— begin RAW RECORDS —
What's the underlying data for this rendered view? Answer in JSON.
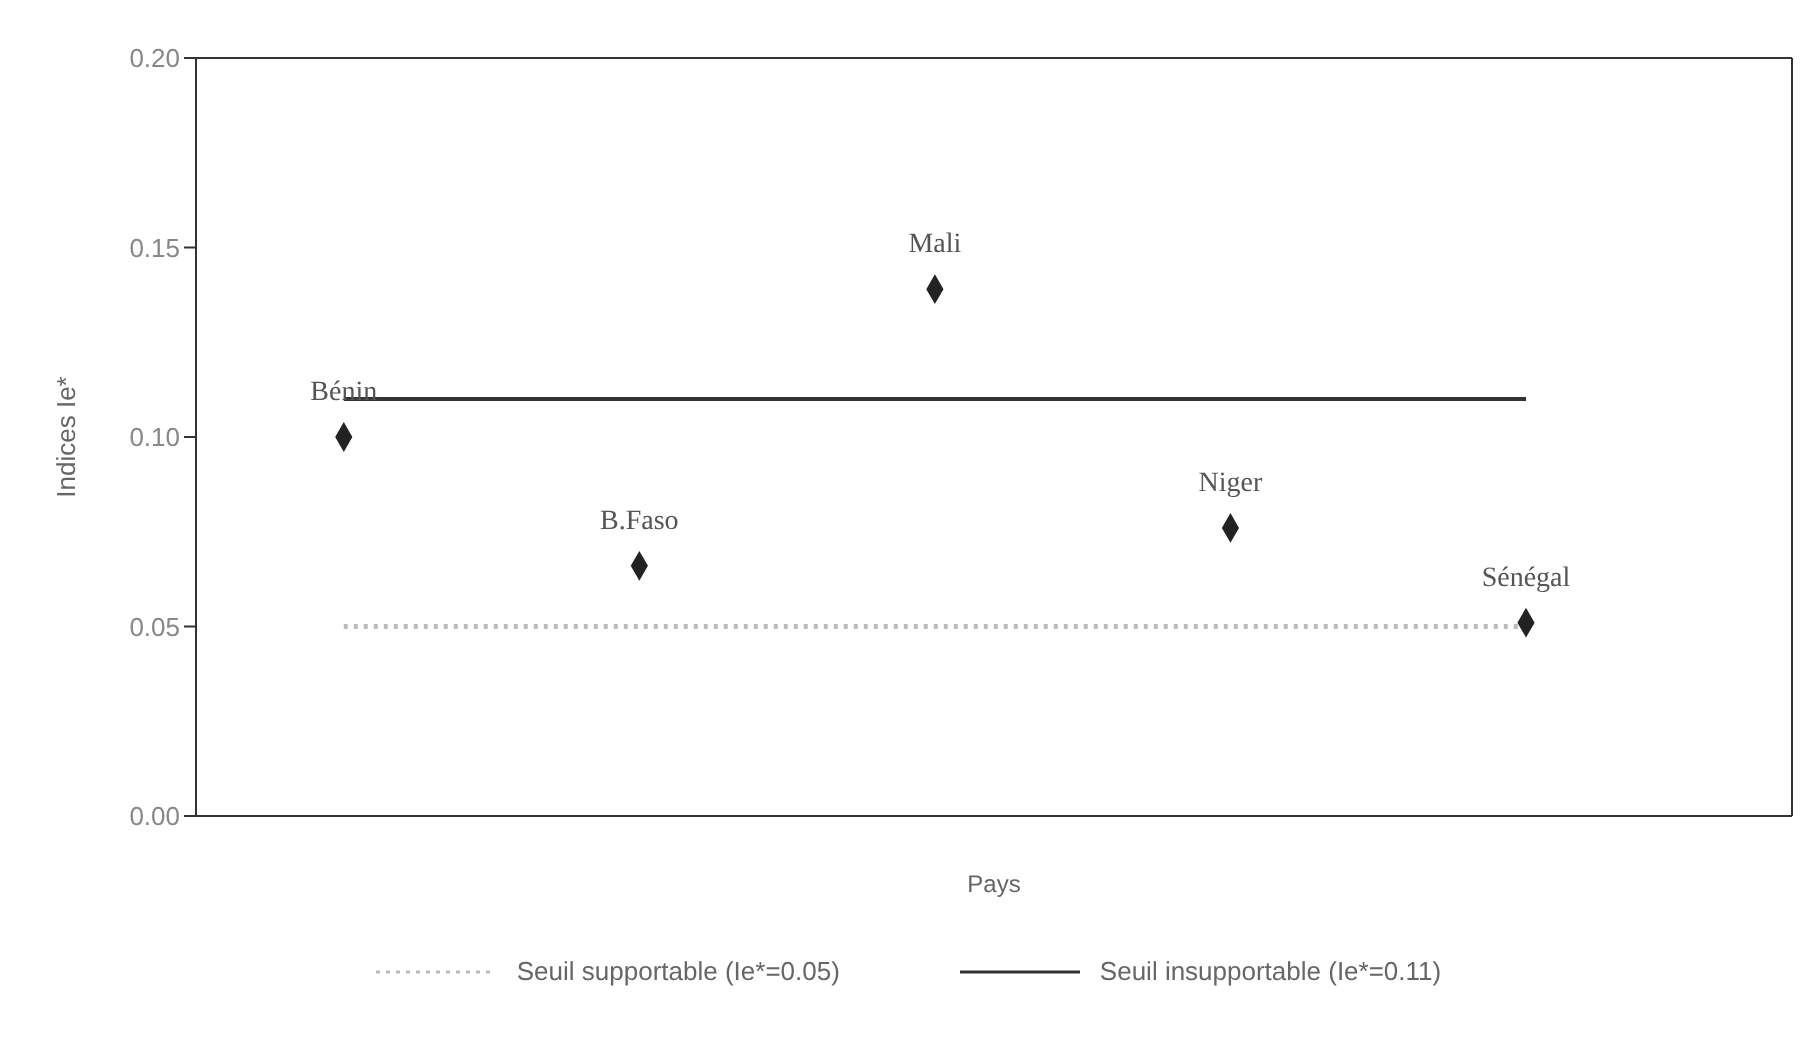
{
  "chart_data": {
    "type": "scatter",
    "xlabel": "Pays",
    "ylabel": "Indices Ie*",
    "categories": [
      "Bénin",
      "B.Faso",
      "Mali",
      "Niger",
      "Sénégal"
    ],
    "series": [
      {
        "color": "#222222",
        "values": [
          0.1,
          0.066,
          0.139,
          0.076,
          0.051
        ]
      }
    ],
    "ylim": [
      0,
      0.2
    ],
    "yticks": [
      {
        "value": 0,
        "label": "0.00"
      },
      {
        "value": 0.05,
        "label": "0.05"
      },
      {
        "value": 0.1,
        "label": "0.10"
      },
      {
        "value": 0.15,
        "label": "0.15"
      },
      {
        "value": 0.2,
        "label": "0.20"
      }
    ],
    "ref_lines": [
      {
        "axis": "y",
        "value": 0.05,
        "label": "Seuil supportable (Ie*=0.05)",
        "line_style": "dotted",
        "color": "#bbbbbb"
      },
      {
        "axis": "y",
        "value": 0.11,
        "label": "Seuil insupportable (Ie*=0.11)",
        "line_style": "solid",
        "color": "#333333"
      }
    ],
    "marker": "diamond",
    "tick_labels": "y",
    "legend": "bottom"
  }
}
— end RAW RECORDS —
Write out the entries above verbatim; the pictures do not belong in your copy.

RESULT OF THIS TASK:
What's the underlying data for this rendered view? Answer in JSON.
{
  "chart_data": {
    "type": "scatter",
    "xlabel": "Pays",
    "ylabel": "Indices Ie*",
    "categories": [
      "Bénin",
      "B.Faso",
      "Mali",
      "Niger",
      "Sénégal"
    ],
    "series": [
      {
        "color": "#222222",
        "values": [
          0.1,
          0.066,
          0.139,
          0.076,
          0.051
        ]
      }
    ],
    "ylim": [
      0,
      0.2
    ],
    "yticks": [
      {
        "value": 0,
        "label": "0.00"
      },
      {
        "value": 0.05,
        "label": "0.05"
      },
      {
        "value": 0.1,
        "label": "0.10"
      },
      {
        "value": 0.15,
        "label": "0.15"
      },
      {
        "value": 0.2,
        "label": "0.20"
      }
    ],
    "ref_lines": [
      {
        "axis": "y",
        "value": 0.05,
        "label": "Seuil supportable (Ie*=0.05)",
        "line_style": "dotted",
        "color": "#bbbbbb"
      },
      {
        "axis": "y",
        "value": 0.11,
        "label": "Seuil insupportable (Ie*=0.11)",
        "line_style": "solid",
        "color": "#333333"
      }
    ],
    "marker": "diamond",
    "tick_labels": "y",
    "legend": "bottom"
  }
}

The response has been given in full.